## Record excerpts

** begin **

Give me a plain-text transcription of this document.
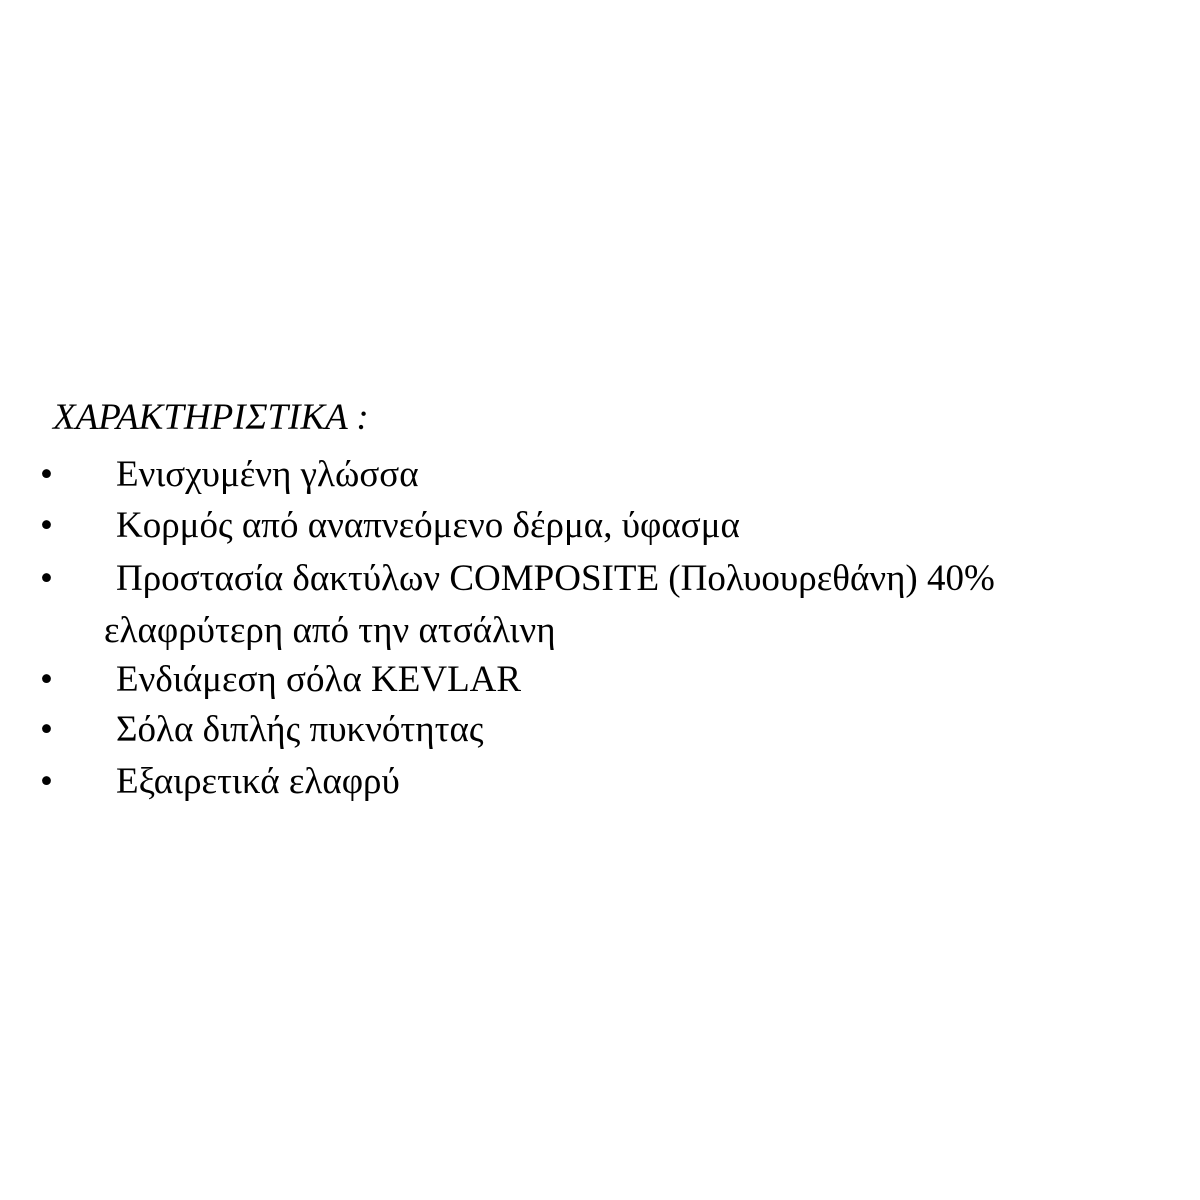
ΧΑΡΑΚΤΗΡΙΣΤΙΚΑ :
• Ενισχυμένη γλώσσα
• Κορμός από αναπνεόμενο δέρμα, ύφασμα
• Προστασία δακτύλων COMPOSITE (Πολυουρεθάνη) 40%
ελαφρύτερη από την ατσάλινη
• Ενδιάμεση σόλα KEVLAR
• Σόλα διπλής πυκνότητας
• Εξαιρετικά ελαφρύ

** end **
** begin **

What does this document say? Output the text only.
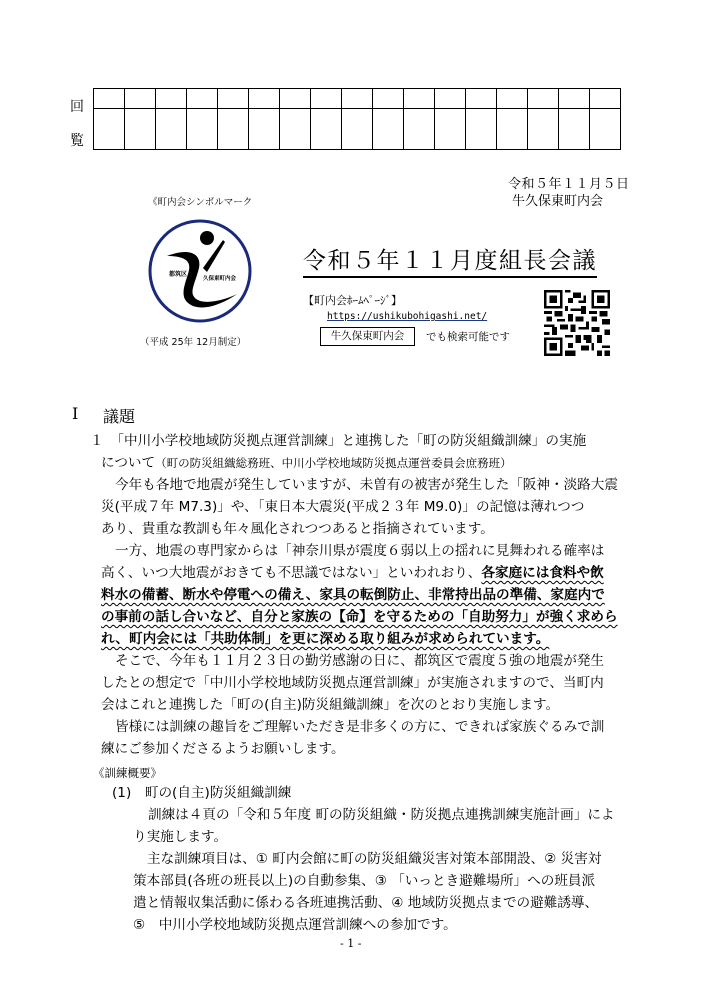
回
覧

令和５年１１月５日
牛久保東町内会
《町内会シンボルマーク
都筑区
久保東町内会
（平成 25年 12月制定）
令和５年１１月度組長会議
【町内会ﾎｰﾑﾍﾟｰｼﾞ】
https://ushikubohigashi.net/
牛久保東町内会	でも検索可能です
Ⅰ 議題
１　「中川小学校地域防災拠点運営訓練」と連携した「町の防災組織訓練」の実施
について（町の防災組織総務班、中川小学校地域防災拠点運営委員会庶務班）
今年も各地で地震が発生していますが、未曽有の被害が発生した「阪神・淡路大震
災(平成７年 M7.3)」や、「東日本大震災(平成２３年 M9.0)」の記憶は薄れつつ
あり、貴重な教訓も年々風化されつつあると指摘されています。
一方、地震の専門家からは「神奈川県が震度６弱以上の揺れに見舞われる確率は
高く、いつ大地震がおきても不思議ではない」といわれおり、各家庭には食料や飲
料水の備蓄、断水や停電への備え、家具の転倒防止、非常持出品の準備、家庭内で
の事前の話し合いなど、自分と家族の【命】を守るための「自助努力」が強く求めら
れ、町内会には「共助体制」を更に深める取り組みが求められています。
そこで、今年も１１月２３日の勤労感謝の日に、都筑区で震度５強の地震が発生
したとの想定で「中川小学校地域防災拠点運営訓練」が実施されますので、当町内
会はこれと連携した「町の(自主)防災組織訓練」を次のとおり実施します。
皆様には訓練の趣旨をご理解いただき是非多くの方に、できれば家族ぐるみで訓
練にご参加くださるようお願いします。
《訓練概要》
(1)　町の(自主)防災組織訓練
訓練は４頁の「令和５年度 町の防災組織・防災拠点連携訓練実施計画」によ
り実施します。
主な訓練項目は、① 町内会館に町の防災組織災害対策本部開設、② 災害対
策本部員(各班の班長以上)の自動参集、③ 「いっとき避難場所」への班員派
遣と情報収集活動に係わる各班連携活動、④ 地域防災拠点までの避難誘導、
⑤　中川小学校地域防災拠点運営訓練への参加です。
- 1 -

** end **
** begin **

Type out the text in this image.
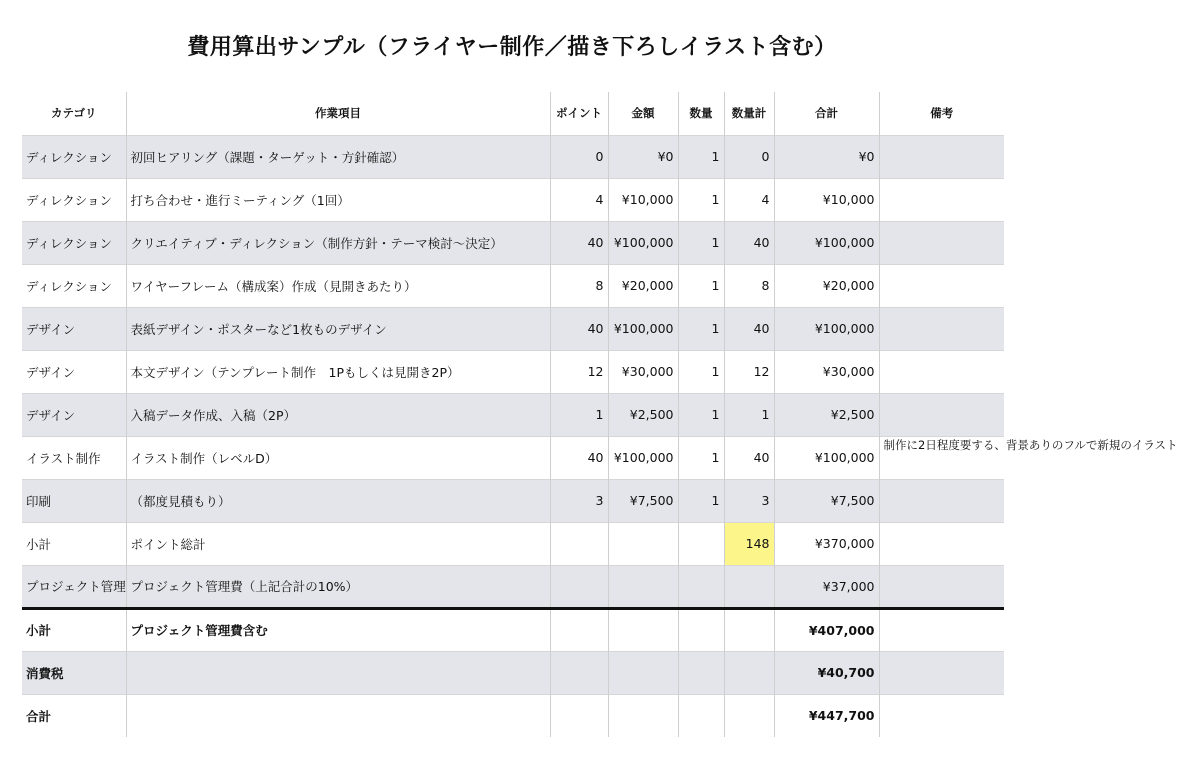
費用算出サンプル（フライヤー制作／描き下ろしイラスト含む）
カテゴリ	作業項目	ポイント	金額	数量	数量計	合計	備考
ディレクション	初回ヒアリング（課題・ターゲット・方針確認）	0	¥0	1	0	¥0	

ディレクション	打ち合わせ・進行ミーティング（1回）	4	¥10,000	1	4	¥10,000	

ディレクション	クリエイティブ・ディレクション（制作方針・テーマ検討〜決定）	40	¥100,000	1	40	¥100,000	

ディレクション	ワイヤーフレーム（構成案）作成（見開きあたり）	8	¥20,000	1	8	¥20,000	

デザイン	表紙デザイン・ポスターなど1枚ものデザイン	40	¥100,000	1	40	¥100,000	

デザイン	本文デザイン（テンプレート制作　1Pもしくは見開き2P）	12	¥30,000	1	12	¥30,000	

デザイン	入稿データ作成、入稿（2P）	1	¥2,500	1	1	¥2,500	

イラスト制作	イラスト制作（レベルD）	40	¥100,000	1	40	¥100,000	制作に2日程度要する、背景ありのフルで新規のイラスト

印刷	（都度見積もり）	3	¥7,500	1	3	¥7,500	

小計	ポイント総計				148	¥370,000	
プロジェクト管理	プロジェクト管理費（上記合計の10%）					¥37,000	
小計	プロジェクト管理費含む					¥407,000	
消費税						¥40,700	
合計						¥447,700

** end **

## What to produce
Report every line containing the word "this" from the listing above.

## Response below
Give me a plain-text transcription of this document.
What does this document say? Output the text only.
Type out the text in this image.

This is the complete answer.